--- ENTRIES ---

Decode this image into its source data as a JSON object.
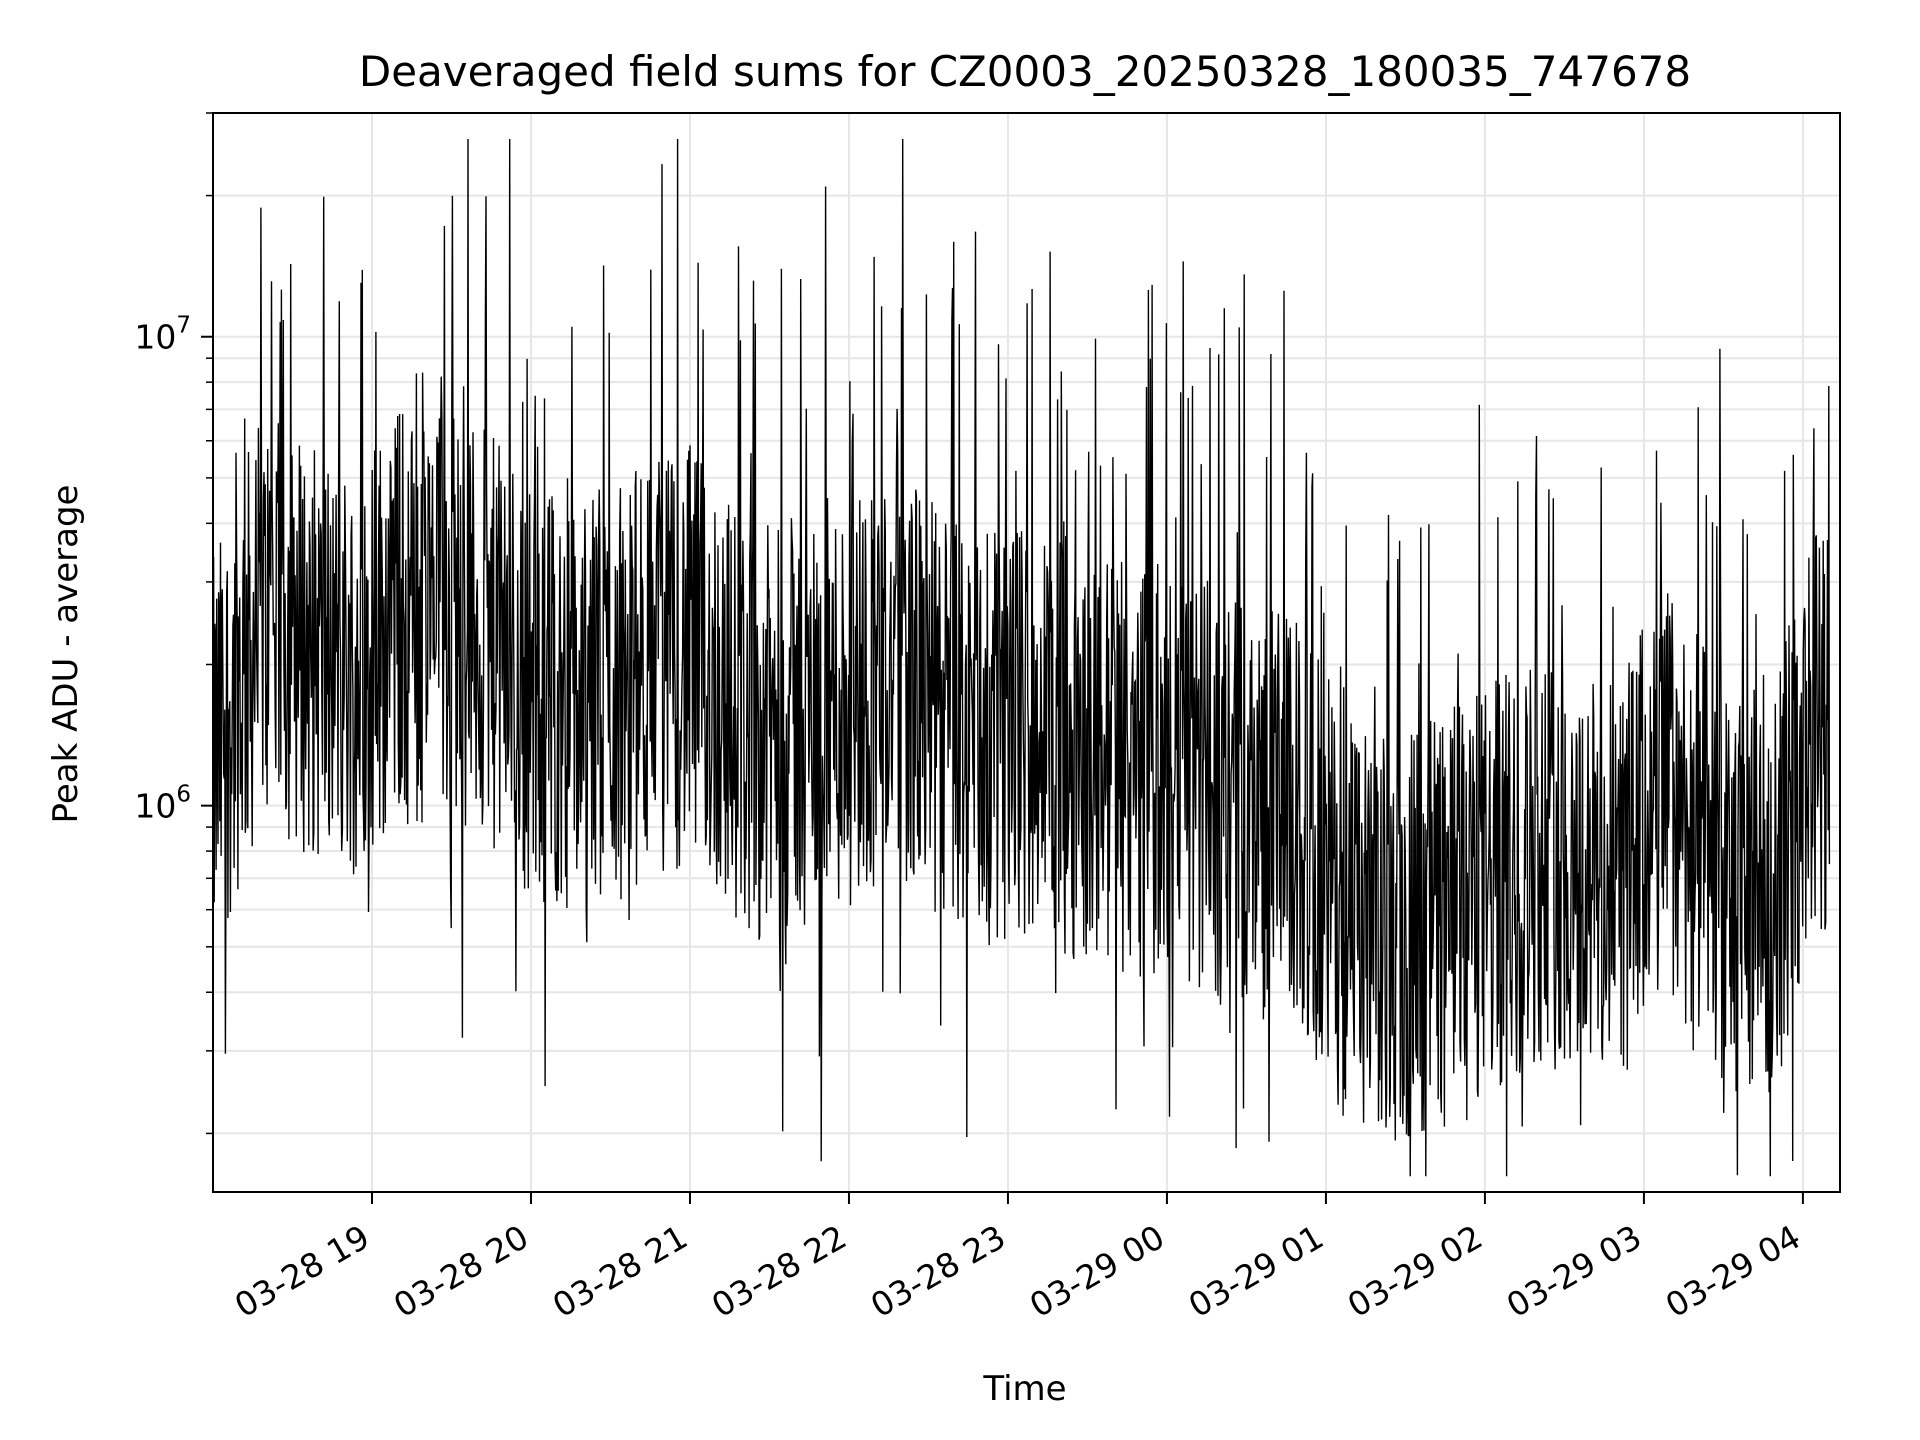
{
  "chart_data": {
    "type": "line",
    "title": "Deaveraged field sums for CZ0003_20250328_180035_747678",
    "xlabel": "Time",
    "ylabel": "Peak ADU - average",
    "y_scale": "log",
    "ylim": [
      150000,
      30000000
    ],
    "xlim": [
      "2025-03-28 18:00",
      "2025-03-29 04:14"
    ],
    "x_ticks": [
      {
        "value": "2025-03-28 19:00",
        "label": "03-28 19"
      },
      {
        "value": "2025-03-28 20:00",
        "label": "03-28 20"
      },
      {
        "value": "2025-03-28 21:00",
        "label": "03-28 21"
      },
      {
        "value": "2025-03-28 22:00",
        "label": "03-28 22"
      },
      {
        "value": "2025-03-28 23:00",
        "label": "03-28 23"
      },
      {
        "value": "2025-03-29 00:00",
        "label": "03-29 00"
      },
      {
        "value": "2025-03-29 01:00",
        "label": "03-29 01"
      },
      {
        "value": "2025-03-29 02:00",
        "label": "03-29 02"
      },
      {
        "value": "2025-03-29 03:00",
        "label": "03-29 03"
      },
      {
        "value": "2025-03-29 04:00",
        "label": "03-29 04"
      }
    ],
    "y_ticks": [
      {
        "value": 1000000,
        "base": "10",
        "exp": "6"
      },
      {
        "value": 10000000,
        "base": "10",
        "exp": "7"
      }
    ],
    "grid": true,
    "line_color": "#000000",
    "grid_color": "#e6e6e6",
    "series": [
      {
        "x": [
          "2025-03-28 18:00",
          "2025-03-28 18:10",
          "2025-03-28 18:20",
          "2025-03-28 18:30",
          "2025-03-28 18:40",
          "2025-03-28 18:50",
          "2025-03-28 19:00",
          "2025-03-28 19:10",
          "2025-03-28 19:20",
          "2025-03-28 19:30",
          "2025-03-28 19:40",
          "2025-03-28 19:50",
          "2025-03-28 20:00",
          "2025-03-28 20:10",
          "2025-03-28 20:20",
          "2025-03-28 20:30",
          "2025-03-28 20:40",
          "2025-03-28 20:50",
          "2025-03-28 21:00",
          "2025-03-28 21:10",
          "2025-03-28 21:20",
          "2025-03-28 21:30",
          "2025-03-28 21:40",
          "2025-03-28 21:50",
          "2025-03-28 22:00",
          "2025-03-28 22:10",
          "2025-03-28 22:20",
          "2025-03-28 22:30",
          "2025-03-28 22:40",
          "2025-03-28 22:50",
          "2025-03-28 23:00",
          "2025-03-28 23:10",
          "2025-03-28 23:20",
          "2025-03-28 23:30",
          "2025-03-28 23:40",
          "2025-03-28 23:50",
          "2025-03-29 00:00",
          "2025-03-29 00:10",
          "2025-03-29 00:20",
          "2025-03-29 00:30",
          "2025-03-29 00:40",
          "2025-03-29 00:50",
          "2025-03-29 01:00",
          "2025-03-29 01:10",
          "2025-03-29 01:20",
          "2025-03-29 01:30",
          "2025-03-29 01:40",
          "2025-03-29 01:50",
          "2025-03-29 02:00",
          "2025-03-29 02:10",
          "2025-03-29 02:20",
          "2025-03-29 02:30",
          "2025-03-29 02:40",
          "2025-03-29 02:50",
          "2025-03-29 03:00",
          "2025-03-29 03:10",
          "2025-03-29 03:20",
          "2025-03-29 03:30",
          "2025-03-29 03:40",
          "2025-03-29 03:50",
          "2025-03-29 04:00",
          "2025-03-29 04:10"
        ],
        "y": [
          1200000,
          1900000,
          2500000,
          2300000,
          2100000,
          2000000,
          2200000,
          2600000,
          2400000,
          2700000,
          2300000,
          2100000,
          1800000,
          1700000,
          1600000,
          1800000,
          1900000,
          2000000,
          2100000,
          1800000,
          1500000,
          1400000,
          1500000,
          1600000,
          1700000,
          1900000,
          2000000,
          1600000,
          1500000,
          1400000,
          1400000,
          1500000,
          1350000,
          1300000,
          1250000,
          1200000,
          1150000,
          1100000,
          1050000,
          1000000,
          950000,
          900000,
          700000,
          550000,
          500000,
          520000,
          580000,
          600000,
          650000,
          700000,
          800000,
          750000,
          700000,
          650000,
          900000,
          1100000,
          850000,
          600000,
          650000,
          700000,
          1200000,
          1600000
        ]
      }
    ]
  }
}
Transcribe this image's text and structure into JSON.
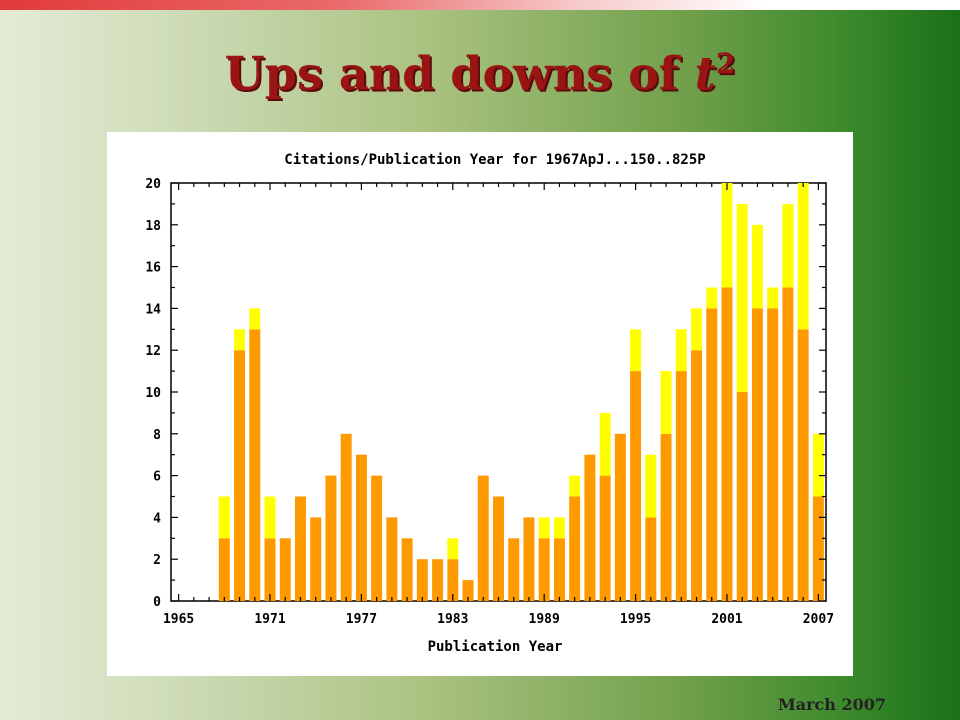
{
  "slide": {
    "title_main": "Ups and downs of ",
    "title_var": "t",
    "title_sup": "2",
    "footer": "March 2007"
  },
  "colors": {
    "title": "#9b1414",
    "bar_primary": "#ff9900",
    "bar_secondary": "#ffff00"
  },
  "chart_data": {
    "type": "bar",
    "stacked": true,
    "title": "Citations/Publication Year for 1967ApJ...150..825P",
    "xlabel": "Publication Year",
    "ylabel": "",
    "xlim": [
      1964.5,
      2007.5
    ],
    "ylim": [
      0,
      20
    ],
    "x_ticks": [
      1965,
      1971,
      1977,
      1983,
      1989,
      1995,
      2001,
      2007
    ],
    "y_ticks": [
      0,
      2,
      4,
      6,
      8,
      10,
      12,
      14,
      16,
      18,
      20
    ],
    "grid": false,
    "categories": [
      1968,
      1969,
      1970,
      1971,
      1972,
      1973,
      1974,
      1975,
      1976,
      1977,
      1978,
      1979,
      1980,
      1981,
      1982,
      1983,
      1984,
      1985,
      1986,
      1987,
      1988,
      1989,
      1990,
      1991,
      1992,
      1993,
      1994,
      1995,
      1996,
      1997,
      1998,
      1999,
      2000,
      2001,
      2002,
      2003,
      2004,
      2005,
      2006,
      2007
    ],
    "series": [
      {
        "color": "#ff9900",
        "values": [
          3,
          12,
          13,
          3,
          3,
          5,
          4,
          6,
          8,
          7,
          6,
          4,
          3,
          2,
          2,
          2,
          1,
          6,
          5,
          3,
          4,
          3,
          3,
          5,
          7,
          6,
          8,
          11,
          4,
          8,
          11,
          12,
          14,
          15,
          10,
          14,
          14,
          15,
          13,
          5
        ]
      },
      {
        "color": "#ffff00",
        "values": [
          2,
          1,
          1,
          2,
          0,
          0,
          0,
          0,
          0,
          0,
          0,
          0,
          0,
          0,
          0,
          1,
          0,
          0,
          0,
          0,
          0,
          1,
          1,
          1,
          0,
          3,
          0,
          2,
          3,
          3,
          2,
          2,
          1,
          5,
          9,
          4,
          1,
          4,
          7,
          3
        ]
      }
    ]
  }
}
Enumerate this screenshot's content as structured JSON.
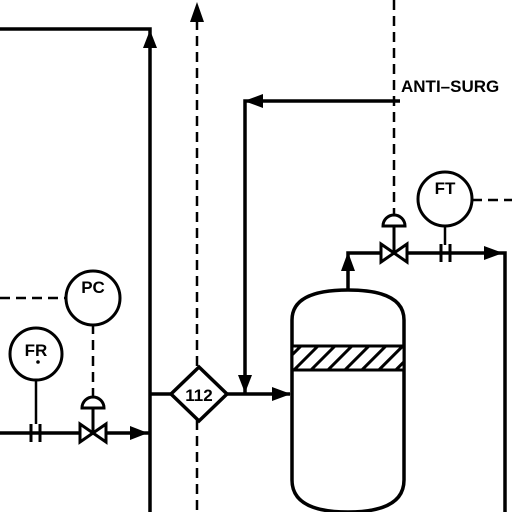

---

** INSTRUCTION **
Using the records above, output their complete text exactly, minus any images.

** SOLUTION FOR THIS PROBLEM **
Decode this image into its source data as a JSON object.
{
  "chart_data": {
    "type": "line",
    "title": "Deaveraged field sums for CZ0003_20250328_180035_747678",
    "xlabel": "Time",
    "ylabel": "Peak ADU - average",
    "y_scale": "log",
    "ylim": [
      150000,
      30000000
    ],
    "xlim": [
      "2025-03-28 18:00",
      "2025-03-29 04:14"
    ],
    "x_ticks": [
      {
        "value": "2025-03-28 19:00",
        "label": "03-28 19"
      },
      {
        "value": "2025-03-28 20:00",
        "label": "03-28 20"
      },
      {
        "value": "2025-03-28 21:00",
        "label": "03-28 21"
      },
      {
        "value": "2025-03-28 22:00",
        "label": "03-28 22"
      },
      {
        "value": "2025-03-28 23:00",
        "label": "03-28 23"
      },
      {
        "value": "2025-03-29 00:00",
        "label": "03-29 00"
      },
      {
        "value": "2025-03-29 01:00",
        "label": "03-29 01"
      },
      {
        "value": "2025-03-29 02:00",
        "label": "03-29 02"
      },
      {
        "value": "2025-03-29 03:00",
        "label": "03-29 03"
      },
      {
        "value": "2025-03-29 04:00",
        "label": "03-29 04"
      }
    ],
    "y_ticks": [
      {
        "value": 1000000,
        "base": "10",
        "exp": "6"
      },
      {
        "value": 10000000,
        "base": "10",
        "exp": "7"
      }
    ],
    "grid": true,
    "line_color": "#000000",
    "grid_color": "#e6e6e6",
    "series": [
      {
        "x": [
          "2025-03-28 18:00",
          "2025-03-28 18:10",
          "2025-03-28 18:20",
          "2025-03-28 18:30",
          "2025-03-28 18:40",
          "2025-03-28 18:50",
          "2025-03-28 19:00",
          "2025-03-28 19:10",
          "2025-03-28 19:20",
          "2025-03-28 19:30",
          "2025-03-28 19:40",
          "2025-03-28 19:50",
          "2025-03-28 20:00",
          "2025-03-28 20:10",
          "2025-03-28 20:20",
          "2025-03-28 20:30",
          "2025-03-28 20:40",
          "2025-03-28 20:50",
          "2025-03-28 21:00",
          "2025-03-28 21:10",
          "2025-03-28 21:20",
          "2025-03-28 21:30",
          "2025-03-28 21:40",
          "2025-03-28 21:50",
          "2025-03-28 22:00",
          "2025-03-28 22:10",
          "2025-03-28 22:20",
          "2025-03-28 22:30",
          "2025-03-28 22:40",
          "2025-03-28 22:50",
          "2025-03-28 23:00",
          "2025-03-28 23:10",
          "2025-03-28 23:20",
          "2025-03-28 23:30",
          "2025-03-28 23:40",
          "2025-03-28 23:50",
          "2025-03-29 00:00",
          "2025-03-29 00:10",
          "2025-03-29 00:20",
          "2025-03-29 00:30",
          "2025-03-29 00:40",
          "2025-03-29 00:50",
          "2025-03-29 01:00",
          "2025-03-29 01:10",
          "2025-03-29 01:20",
          "2025-03-29 01:30",
          "2025-03-29 01:40",
          "2025-03-29 01:50",
          "2025-03-29 02:00",
          "2025-03-29 02:10",
          "2025-03-29 02:20",
          "2025-03-29 02:30",
          "2025-03-29 02:40",
          "2025-03-29 02:50",
          "2025-03-29 03:00",
          "2025-03-29 03:10",
          "2025-03-29 03:20",
          "2025-03-29 03:30",
          "2025-03-29 03:40",
          "2025-03-29 03:50",
          "2025-03-29 04:00",
          "2025-03-29 04:10"
        ],
        "y": [
          1200000,
          1900000,
          2500000,
          2300000,
          2100000,
          2000000,
          2200000,
          2600000,
          2400000,
          2700000,
          2300000,
          2100000,
          1800000,
          1700000,
          1600000,
          1800000,
          1900000,
          2000000,
          2100000,
          1800000,
          1500000,
          1400000,
          1500000,
          1600000,
          1700000,
          1900000,
          2000000,
          1600000,
          1500000,
          1400000,
          1400000,
          1500000,
          1350000,
          1300000,
          1250000,
          1200000,
          1150000,
          1100000,
          1050000,
          1000000,
          950000,
          900000,
          700000,
          550000,
          500000,
          520000,
          580000,
          600000,
          650000,
          700000,
          800000,
          750000,
          700000,
          650000,
          900000,
          1100000,
          850000,
          600000,
          650000,
          700000,
          1200000,
          1600000
        ]
      }
    ]
  }
}
Transcribe this image's text and structure into JSON.
{
  "slide": {
    "title_main": "Ups and downs of ",
    "title_var": "t",
    "title_sup": "2",
    "footer": "March 2007"
  },
  "colors": {
    "title": "#9b1414",
    "bar_primary": "#ff9900",
    "bar_secondary": "#ffff00"
  },
  "chart_data": {
    "type": "bar",
    "stacked": true,
    "title": "Citations/Publication Year for 1967ApJ...150..825P",
    "xlabel": "Publication Year",
    "ylabel": "",
    "xlim": [
      1964.5,
      2007.5
    ],
    "ylim": [
      0,
      20
    ],
    "x_ticks": [
      1965,
      1971,
      1977,
      1983,
      1989,
      1995,
      2001,
      2007
    ],
    "y_ticks": [
      0,
      2,
      4,
      6,
      8,
      10,
      12,
      14,
      16,
      18,
      20
    ],
    "grid": false,
    "categories": [
      1968,
      1969,
      1970,
      1971,
      1972,
      1973,
      1974,
      1975,
      1976,
      1977,
      1978,
      1979,
      1980,
      1981,
      1982,
      1983,
      1984,
      1985,
      1986,
      1987,
      1988,
      1989,
      1990,
      1991,
      1992,
      1993,
      1994,
      1995,
      1996,
      1997,
      1998,
      1999,
      2000,
      2001,
      2002,
      2003,
      2004,
      2005,
      2006,
      2007
    ],
    "series": [
      {
        "color": "#ff9900",
        "values": [
          3,
          12,
          13,
          3,
          3,
          5,
          4,
          6,
          8,
          7,
          6,
          4,
          3,
          2,
          2,
          2,
          1,
          6,
          5,
          3,
          4,
          3,
          3,
          5,
          7,
          6,
          8,
          11,
          4,
          8,
          11,
          12,
          14,
          15,
          10,
          14,
          14,
          15,
          13,
          5
        ]
      },
      {
        "color": "#ffff00",
        "values": [
          2,
          1,
          1,
          2,
          0,
          0,
          0,
          0,
          0,
          0,
          0,
          0,
          0,
          0,
          0,
          1,
          0,
          0,
          0,
          0,
          0,
          1,
          1,
          1,
          0,
          3,
          0,
          2,
          3,
          3,
          2,
          2,
          1,
          5,
          9,
          4,
          1,
          4,
          7,
          3
        ]
      }
    ]
  }
}
Enumerate this screenshot's content as structured JSON.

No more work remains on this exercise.